#### [Exercise directions]
All of the data below must be repeated exactly.

#### [Data section]

## Start

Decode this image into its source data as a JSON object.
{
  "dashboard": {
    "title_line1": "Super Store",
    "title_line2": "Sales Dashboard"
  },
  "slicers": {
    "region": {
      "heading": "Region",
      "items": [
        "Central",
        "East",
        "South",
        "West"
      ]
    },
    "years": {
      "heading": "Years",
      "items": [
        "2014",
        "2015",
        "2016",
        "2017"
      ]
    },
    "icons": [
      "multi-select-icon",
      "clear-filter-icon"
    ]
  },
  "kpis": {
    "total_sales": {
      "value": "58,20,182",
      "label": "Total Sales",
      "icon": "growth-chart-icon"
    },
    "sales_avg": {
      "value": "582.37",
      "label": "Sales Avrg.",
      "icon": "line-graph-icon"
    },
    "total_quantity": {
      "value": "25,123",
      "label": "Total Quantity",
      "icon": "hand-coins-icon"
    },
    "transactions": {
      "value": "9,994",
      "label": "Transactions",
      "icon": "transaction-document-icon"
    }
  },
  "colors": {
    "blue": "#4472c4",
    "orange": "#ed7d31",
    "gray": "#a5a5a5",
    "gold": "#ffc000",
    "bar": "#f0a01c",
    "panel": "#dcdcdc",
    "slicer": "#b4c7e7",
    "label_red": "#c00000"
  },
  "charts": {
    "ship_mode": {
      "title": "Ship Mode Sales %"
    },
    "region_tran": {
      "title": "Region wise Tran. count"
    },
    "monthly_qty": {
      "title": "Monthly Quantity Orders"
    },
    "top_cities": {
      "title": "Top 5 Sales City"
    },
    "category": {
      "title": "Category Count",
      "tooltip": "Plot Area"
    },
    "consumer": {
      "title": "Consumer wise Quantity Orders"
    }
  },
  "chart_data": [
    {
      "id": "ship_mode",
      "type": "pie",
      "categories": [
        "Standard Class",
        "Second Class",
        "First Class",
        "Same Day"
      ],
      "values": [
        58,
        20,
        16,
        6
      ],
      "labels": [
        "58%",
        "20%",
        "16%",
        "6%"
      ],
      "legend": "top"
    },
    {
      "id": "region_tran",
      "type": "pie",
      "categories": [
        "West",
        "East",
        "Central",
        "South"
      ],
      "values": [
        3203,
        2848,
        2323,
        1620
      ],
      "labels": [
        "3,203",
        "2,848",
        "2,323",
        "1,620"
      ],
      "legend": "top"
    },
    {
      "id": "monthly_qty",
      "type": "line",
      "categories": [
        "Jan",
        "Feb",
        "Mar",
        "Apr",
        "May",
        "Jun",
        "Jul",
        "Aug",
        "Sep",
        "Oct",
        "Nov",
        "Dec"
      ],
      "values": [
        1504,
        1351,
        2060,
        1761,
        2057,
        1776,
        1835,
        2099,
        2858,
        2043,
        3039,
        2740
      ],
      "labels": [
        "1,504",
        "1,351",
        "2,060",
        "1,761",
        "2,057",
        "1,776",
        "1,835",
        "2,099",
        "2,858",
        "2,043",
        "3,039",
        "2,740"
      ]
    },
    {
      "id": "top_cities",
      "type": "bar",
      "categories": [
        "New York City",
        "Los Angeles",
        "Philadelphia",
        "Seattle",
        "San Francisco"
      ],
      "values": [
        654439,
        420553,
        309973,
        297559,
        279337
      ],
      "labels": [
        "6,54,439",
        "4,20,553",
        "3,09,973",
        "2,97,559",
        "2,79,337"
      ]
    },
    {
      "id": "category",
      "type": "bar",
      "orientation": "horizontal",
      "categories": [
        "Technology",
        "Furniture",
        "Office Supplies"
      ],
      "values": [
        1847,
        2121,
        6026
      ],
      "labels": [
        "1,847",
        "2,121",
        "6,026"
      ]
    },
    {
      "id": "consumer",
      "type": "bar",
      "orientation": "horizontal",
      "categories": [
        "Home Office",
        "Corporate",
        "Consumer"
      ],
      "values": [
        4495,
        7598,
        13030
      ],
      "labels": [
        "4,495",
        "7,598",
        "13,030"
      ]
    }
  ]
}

## End

#### [Expected output]
Decode this image into its source data as a JSON object.
{
  "dashboard": {
    "title_line1": "Super Store",
    "title_line2": "Sales Dashboard"
  },
  "slicers": {
    "region": {
      "heading": "Region",
      "items": [
        "Central",
        "East",
        "South",
        "West"
      ]
    },
    "years": {
      "heading": "Years",
      "items": [
        "2014",
        "2015",
        "2016",
        "2017"
      ]
    },
    "icons": [
      "multi-select-icon",
      "clear-filter-icon"
    ]
  },
  "kpis": {
    "total_sales": {
      "value": "58,20,182",
      "label": "Total Sales",
      "icon": "growth-chart-icon"
    },
    "sales_avg": {
      "value": "582.37",
      "label": "Sales Avrg.",
      "icon": "line-graph-icon"
    },
    "total_quantity": {
      "value": "25,123",
      "label": "Total Quantity",
      "icon": "hand-coins-icon"
    },
    "transactions": {
      "value": "9,994",
      "label": "Transactions",
      "icon": "transaction-document-icon"
    }
  },
  "colors": {
    "blue": "#4472c4",
    "orange": "#ed7d31",
    "gray": "#a5a5a5",
    "gold": "#ffc000",
    "bar": "#f0a01c",
    "panel": "#dcdcdc",
    "slicer": "#b4c7e7",
    "label_red": "#c00000"
  },
  "charts": {
    "ship_mode": {
      "title": "Ship Mode Sales %"
    },
    "region_tran": {
      "title": "Region wise Tran. count"
    },
    "monthly_qty": {
      "title": "Monthly Quantity Orders"
    },
    "top_cities": {
      "title": "Top 5 Sales City"
    },
    "category": {
      "title": "Category Count",
      "tooltip": "Plot Area"
    },
    "consumer": {
      "title": "Consumer wise Quantity Orders"
    }
  },
  "chart_data": [
    {
      "id": "ship_mode",
      "type": "pie",
      "categories": [
        "Standard Class",
        "Second Class",
        "First Class",
        "Same Day"
      ],
      "values": [
        58,
        20,
        16,
        6
      ],
      "labels": [
        "58%",
        "20%",
        "16%",
        "6%"
      ],
      "legend": "top"
    },
    {
      "id": "region_tran",
      "type": "pie",
      "categories": [
        "West",
        "East",
        "Central",
        "South"
      ],
      "values": [
        3203,
        2848,
        2323,
        1620
      ],
      "labels": [
        "3,203",
        "2,848",
        "2,323",
        "1,620"
      ],
      "legend": "top"
    },
    {
      "id": "monthly_qty",
      "type": "line",
      "categories": [
        "Jan",
        "Feb",
        "Mar",
        "Apr",
        "May",
        "Jun",
        "Jul",
        "Aug",
        "Sep",
        "Oct",
        "Nov",
        "Dec"
      ],
      "values": [
        1504,
        1351,
        2060,
        1761,
        2057,
        1776,
        1835,
        2099,
        2858,
        2043,
        3039,
        2740
      ],
      "labels": [
        "1,504",
        "1,351",
        "2,060",
        "1,761",
        "2,057",
        "1,776",
        "1,835",
        "2,099",
        "2,858",
        "2,043",
        "3,039",
        "2,740"
      ]
    },
    {
      "id": "top_cities",
      "type": "bar",
      "categories": [
        "New York City",
        "Los Angeles",
        "Philadelphia",
        "Seattle",
        "San Francisco"
      ],
      "values": [
        654439,
        420553,
        309973,
        297559,
        279337
      ],
      "labels": [
        "6,54,439",
        "4,20,553",
        "3,09,973",
        "2,97,559",
        "2,79,337"
      ]
    },
    {
      "id": "category",
      "type": "bar",
      "orientation": "horizontal",
      "categories": [
        "Technology",
        "Furniture",
        "Office Supplies"
      ],
      "values": [
        1847,
        2121,
        6026
      ],
      "labels": [
        "1,847",
        "2,121",
        "6,026"
      ]
    },
    {
      "id": "consumer",
      "type": "bar",
      "orientation": "horizontal",
      "categories": [
        "Home Office",
        "Corporate",
        "Consumer"
      ],
      "values": [
        4495,
        7598,
        13030
      ],
      "labels": [
        "4,495",
        "7,598",
        "13,030"
      ]
    }
  ]
}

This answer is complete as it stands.